Task details: List every distinct amount given in Vietnamese dong (VND) in the article below about the strike at Nidec Servo Vietnam, naming each amount only once.

Passage:
╭──

Some 1,000 staff of the company went on strike last Thursday over pay and benefit demands. The workers want the factory manager to scrap the flat raise of VND260,000 ($11.10) per month, and instead increase their wages by 6%.
Employees get pminimum wage of VND4.73 million, and those who have worked for 10 years get monthly salary of VND8-9 million.
Workers at Nidec Servo Vietnam go on strike. Photo by VnExpress/An Phuong |
The flat increase was disagreed by all workers at a conference held by the company’s union. Over 70 worker representatives disapproved of the plan at a meeting with the company's leadership.
But Nidec Servo persisted in implementing the salary hike on its own, citing pandemic and financial hardship as limiting factors. As a member of Japan’s Nidec Corporation, salary adjustments must be in accordance with the group’s policies, its leaders said.
The company also cut workers’ vacation and year-end bonuses due to losses, a contention that workers have rejected.
"Workers have been longing for a wage hike after three years. The VND260,000 raise can hardly cover fuel costs, not to mention costs of taking care of our parents and children," a worker representative said.
Vietnam regulated that the minimum wage will go up 6 percent starting July 1, two years after remaining unchanged. The increase in pay has been estimated at VND180,000-260,000 per month per worker, depending on four salary regions specified by the government.

╰──

Information shown:
╭──

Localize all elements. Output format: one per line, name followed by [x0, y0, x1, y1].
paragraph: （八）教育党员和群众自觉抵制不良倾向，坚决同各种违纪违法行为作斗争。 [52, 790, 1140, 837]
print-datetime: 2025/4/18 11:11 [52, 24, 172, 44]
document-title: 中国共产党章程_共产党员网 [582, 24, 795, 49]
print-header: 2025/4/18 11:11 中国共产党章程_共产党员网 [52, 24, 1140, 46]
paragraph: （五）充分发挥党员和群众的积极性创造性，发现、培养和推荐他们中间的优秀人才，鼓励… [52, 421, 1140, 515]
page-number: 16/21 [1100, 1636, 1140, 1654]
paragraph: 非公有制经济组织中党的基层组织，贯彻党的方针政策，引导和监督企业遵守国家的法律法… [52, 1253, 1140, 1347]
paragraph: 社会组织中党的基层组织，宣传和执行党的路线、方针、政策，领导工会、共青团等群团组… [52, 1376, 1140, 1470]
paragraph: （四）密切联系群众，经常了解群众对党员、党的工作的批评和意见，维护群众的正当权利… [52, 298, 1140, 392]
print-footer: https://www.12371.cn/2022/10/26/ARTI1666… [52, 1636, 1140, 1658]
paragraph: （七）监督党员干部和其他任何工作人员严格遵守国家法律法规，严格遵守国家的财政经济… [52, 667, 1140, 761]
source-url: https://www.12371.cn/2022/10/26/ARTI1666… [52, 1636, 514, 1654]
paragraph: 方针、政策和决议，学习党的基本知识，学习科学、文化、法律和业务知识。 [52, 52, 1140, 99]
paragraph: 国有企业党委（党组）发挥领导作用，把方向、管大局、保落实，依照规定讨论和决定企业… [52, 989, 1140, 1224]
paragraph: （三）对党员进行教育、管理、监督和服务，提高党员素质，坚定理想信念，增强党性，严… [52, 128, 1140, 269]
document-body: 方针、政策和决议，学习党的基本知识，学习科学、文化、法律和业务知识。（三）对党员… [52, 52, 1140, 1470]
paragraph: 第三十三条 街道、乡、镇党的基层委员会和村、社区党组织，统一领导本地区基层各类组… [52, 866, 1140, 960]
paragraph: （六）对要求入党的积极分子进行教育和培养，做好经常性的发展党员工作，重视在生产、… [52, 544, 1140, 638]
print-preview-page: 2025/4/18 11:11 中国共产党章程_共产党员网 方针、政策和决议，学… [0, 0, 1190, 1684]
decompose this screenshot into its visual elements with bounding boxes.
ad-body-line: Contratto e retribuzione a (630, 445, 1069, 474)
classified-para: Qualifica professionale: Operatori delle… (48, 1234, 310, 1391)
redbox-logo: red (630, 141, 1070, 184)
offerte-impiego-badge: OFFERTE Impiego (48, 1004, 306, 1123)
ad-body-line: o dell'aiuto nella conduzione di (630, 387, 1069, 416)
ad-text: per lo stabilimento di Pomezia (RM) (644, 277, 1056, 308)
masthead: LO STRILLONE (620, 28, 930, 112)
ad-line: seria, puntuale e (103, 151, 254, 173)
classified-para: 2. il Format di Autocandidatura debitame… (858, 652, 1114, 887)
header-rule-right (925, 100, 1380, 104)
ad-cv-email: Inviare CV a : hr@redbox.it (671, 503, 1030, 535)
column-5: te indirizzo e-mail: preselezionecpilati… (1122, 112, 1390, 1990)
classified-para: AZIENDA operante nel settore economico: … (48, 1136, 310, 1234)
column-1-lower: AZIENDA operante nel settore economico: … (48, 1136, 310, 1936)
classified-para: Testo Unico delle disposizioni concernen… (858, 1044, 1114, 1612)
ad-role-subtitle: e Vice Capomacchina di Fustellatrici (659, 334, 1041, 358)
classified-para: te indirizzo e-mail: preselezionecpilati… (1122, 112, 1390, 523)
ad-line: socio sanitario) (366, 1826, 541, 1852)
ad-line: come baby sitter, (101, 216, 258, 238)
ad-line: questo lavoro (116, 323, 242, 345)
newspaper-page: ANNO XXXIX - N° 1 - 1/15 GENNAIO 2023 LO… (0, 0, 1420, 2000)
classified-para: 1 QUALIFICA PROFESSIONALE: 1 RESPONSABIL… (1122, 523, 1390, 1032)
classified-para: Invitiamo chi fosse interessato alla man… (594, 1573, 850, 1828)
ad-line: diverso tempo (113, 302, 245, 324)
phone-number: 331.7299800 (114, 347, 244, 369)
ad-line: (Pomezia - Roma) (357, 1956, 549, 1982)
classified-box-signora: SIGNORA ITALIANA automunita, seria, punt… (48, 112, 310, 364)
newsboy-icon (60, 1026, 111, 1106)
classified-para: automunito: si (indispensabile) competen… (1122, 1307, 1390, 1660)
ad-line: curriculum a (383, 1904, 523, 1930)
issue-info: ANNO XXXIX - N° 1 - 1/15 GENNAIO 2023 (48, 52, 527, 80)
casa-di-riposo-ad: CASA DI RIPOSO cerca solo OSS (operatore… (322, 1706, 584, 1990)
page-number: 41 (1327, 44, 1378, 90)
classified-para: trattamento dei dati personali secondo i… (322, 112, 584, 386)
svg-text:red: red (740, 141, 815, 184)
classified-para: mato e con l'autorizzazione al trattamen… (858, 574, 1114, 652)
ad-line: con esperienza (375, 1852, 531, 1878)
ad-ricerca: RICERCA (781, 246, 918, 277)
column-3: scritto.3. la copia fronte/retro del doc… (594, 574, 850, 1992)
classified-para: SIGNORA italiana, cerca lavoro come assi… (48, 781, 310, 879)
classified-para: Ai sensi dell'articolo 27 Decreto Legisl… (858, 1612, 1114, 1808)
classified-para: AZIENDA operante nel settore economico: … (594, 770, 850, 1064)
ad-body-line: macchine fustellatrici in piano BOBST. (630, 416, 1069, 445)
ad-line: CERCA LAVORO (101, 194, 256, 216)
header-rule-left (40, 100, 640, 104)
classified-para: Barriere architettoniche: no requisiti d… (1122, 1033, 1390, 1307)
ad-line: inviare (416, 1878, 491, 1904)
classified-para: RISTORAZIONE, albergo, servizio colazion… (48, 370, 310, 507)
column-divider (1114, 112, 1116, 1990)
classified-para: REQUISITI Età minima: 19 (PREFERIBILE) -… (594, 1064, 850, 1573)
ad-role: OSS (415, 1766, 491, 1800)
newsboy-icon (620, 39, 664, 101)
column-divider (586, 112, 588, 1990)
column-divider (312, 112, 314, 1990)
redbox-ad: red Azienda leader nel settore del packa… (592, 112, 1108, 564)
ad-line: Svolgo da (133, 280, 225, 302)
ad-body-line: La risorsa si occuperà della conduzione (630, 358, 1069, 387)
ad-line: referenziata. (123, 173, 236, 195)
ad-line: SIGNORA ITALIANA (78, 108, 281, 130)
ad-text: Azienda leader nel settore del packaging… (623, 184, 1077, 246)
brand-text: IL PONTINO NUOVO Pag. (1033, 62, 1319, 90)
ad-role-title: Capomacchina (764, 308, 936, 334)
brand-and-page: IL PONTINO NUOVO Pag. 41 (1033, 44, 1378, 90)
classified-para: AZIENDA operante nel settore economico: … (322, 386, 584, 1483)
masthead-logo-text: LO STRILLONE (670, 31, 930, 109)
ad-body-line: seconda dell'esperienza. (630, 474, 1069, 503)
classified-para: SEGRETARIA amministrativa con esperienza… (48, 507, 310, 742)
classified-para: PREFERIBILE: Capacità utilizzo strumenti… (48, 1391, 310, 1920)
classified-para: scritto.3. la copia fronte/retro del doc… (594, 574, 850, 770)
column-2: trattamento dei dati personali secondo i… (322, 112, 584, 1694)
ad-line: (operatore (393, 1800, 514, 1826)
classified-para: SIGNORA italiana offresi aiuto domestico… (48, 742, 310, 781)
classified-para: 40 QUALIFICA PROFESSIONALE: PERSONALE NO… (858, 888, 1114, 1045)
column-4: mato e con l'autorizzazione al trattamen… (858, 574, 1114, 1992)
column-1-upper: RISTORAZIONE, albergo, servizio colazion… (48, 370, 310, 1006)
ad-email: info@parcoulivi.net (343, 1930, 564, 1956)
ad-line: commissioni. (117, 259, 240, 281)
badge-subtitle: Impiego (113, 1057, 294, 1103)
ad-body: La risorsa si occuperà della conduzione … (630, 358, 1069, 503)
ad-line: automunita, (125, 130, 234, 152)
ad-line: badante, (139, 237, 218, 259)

╰──

Task answer:
- VND260,000
- VND4.73 million
- VND8-9 million
- VND180,000-260,000